[Extracted records]

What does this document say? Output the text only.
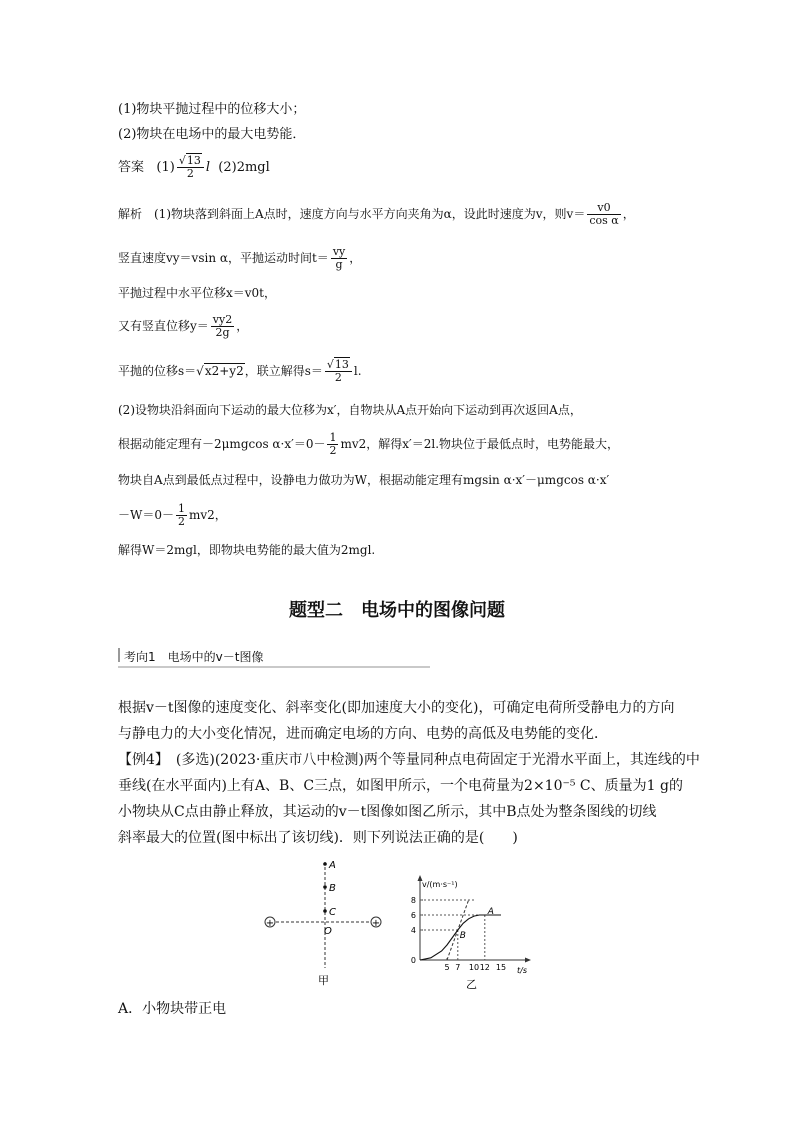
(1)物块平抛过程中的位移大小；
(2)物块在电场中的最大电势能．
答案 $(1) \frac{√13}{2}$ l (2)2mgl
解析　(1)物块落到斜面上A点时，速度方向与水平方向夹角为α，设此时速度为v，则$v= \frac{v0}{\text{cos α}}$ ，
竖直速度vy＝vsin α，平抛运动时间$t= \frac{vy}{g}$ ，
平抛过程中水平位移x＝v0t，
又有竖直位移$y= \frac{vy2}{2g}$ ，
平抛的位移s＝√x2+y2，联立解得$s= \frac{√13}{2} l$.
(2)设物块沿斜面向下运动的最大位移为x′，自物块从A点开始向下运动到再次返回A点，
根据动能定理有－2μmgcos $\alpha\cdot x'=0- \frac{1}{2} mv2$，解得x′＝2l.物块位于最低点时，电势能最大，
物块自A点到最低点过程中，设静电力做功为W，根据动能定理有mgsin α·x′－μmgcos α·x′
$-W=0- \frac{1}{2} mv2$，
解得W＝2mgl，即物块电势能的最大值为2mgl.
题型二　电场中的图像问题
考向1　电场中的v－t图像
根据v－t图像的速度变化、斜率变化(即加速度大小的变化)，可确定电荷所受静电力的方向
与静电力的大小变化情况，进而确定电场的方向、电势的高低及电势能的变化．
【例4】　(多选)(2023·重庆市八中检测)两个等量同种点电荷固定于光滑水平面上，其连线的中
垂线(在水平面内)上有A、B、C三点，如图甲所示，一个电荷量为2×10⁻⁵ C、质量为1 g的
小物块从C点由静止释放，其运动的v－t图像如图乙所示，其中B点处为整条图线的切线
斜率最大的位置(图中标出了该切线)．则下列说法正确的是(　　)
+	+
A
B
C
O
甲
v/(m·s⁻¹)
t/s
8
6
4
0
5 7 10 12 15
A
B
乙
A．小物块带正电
---
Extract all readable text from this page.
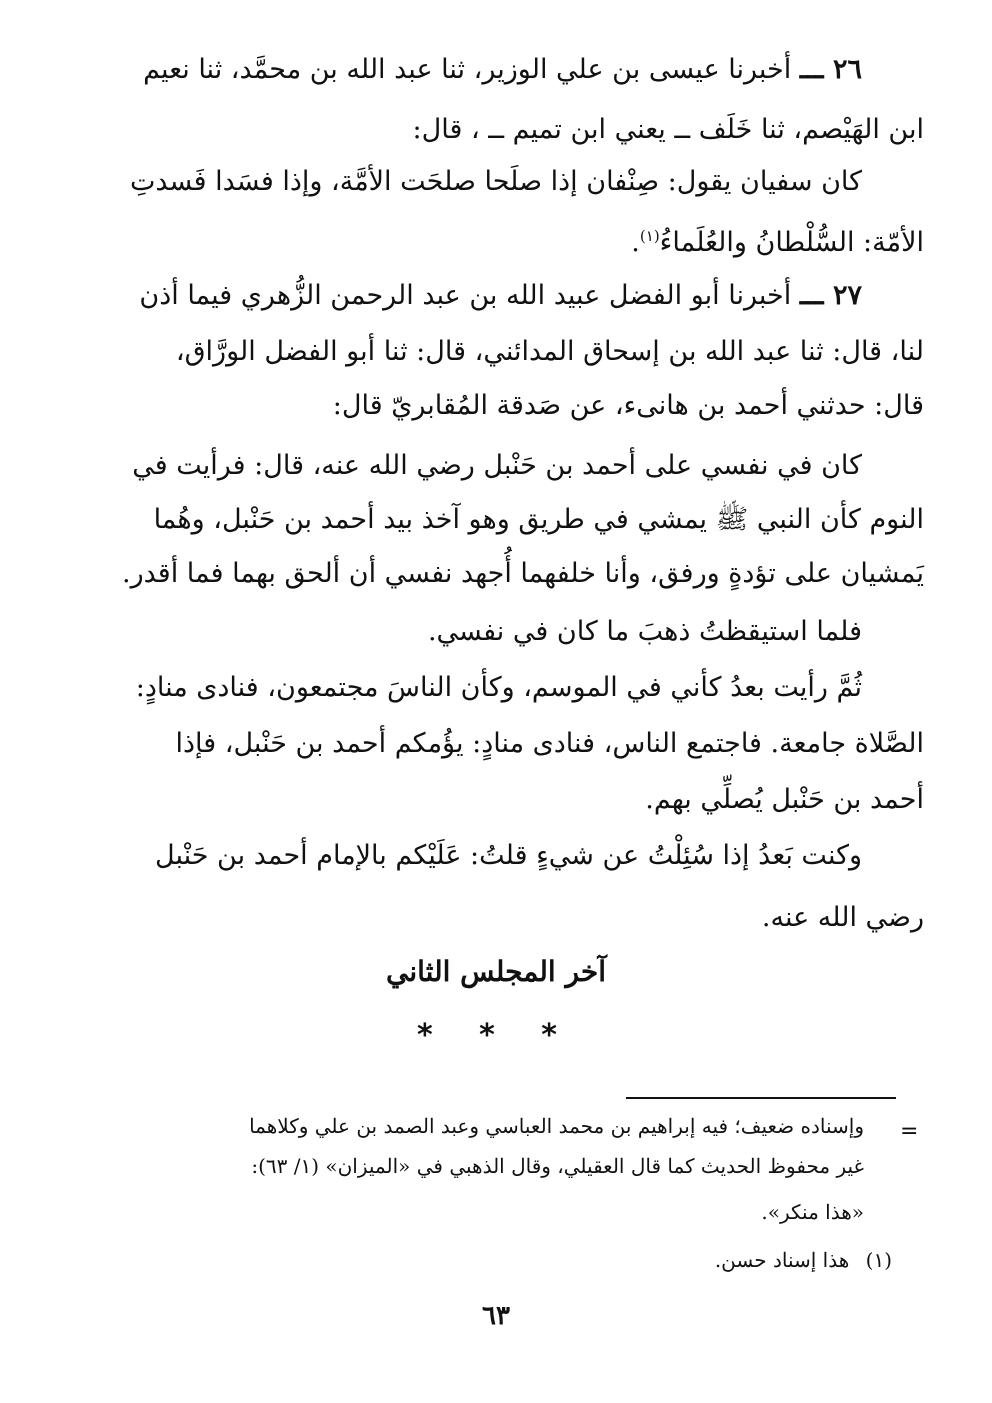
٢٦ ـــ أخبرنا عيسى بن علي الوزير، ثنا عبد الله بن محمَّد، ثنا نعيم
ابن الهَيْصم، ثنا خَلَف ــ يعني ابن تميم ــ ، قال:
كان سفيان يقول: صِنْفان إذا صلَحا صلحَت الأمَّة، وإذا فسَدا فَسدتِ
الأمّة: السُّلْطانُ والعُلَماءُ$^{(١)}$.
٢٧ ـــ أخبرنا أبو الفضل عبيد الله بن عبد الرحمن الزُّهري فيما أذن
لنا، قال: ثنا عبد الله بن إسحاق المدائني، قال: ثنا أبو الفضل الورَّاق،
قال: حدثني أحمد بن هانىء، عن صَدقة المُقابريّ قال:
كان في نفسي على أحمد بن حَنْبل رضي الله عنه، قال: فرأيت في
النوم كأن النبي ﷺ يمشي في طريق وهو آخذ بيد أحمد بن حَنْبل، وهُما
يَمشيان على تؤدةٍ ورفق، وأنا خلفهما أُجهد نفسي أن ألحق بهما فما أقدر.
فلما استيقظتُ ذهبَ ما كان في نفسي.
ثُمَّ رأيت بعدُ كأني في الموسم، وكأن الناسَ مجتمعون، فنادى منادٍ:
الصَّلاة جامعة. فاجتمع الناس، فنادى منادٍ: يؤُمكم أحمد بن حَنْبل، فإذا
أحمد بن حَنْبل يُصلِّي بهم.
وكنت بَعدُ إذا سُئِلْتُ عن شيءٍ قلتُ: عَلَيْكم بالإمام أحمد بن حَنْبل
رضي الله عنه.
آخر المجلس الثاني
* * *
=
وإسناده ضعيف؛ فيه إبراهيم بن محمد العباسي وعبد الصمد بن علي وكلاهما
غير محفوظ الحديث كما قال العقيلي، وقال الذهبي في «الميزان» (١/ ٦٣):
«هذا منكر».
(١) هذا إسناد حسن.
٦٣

Task description:
Gather each line from the entries above that includes the word "الناس".

The answer:
ثُمَّ رأيت بعدُ كأني في الموسم، وكأن الناسَ مجتمعون، فنادى منادٍ:
الصَّلاة جامعة. فاجتمع الناس، فنادى منادٍ: يؤُمكم أحمد بن حَنْبل، فإذا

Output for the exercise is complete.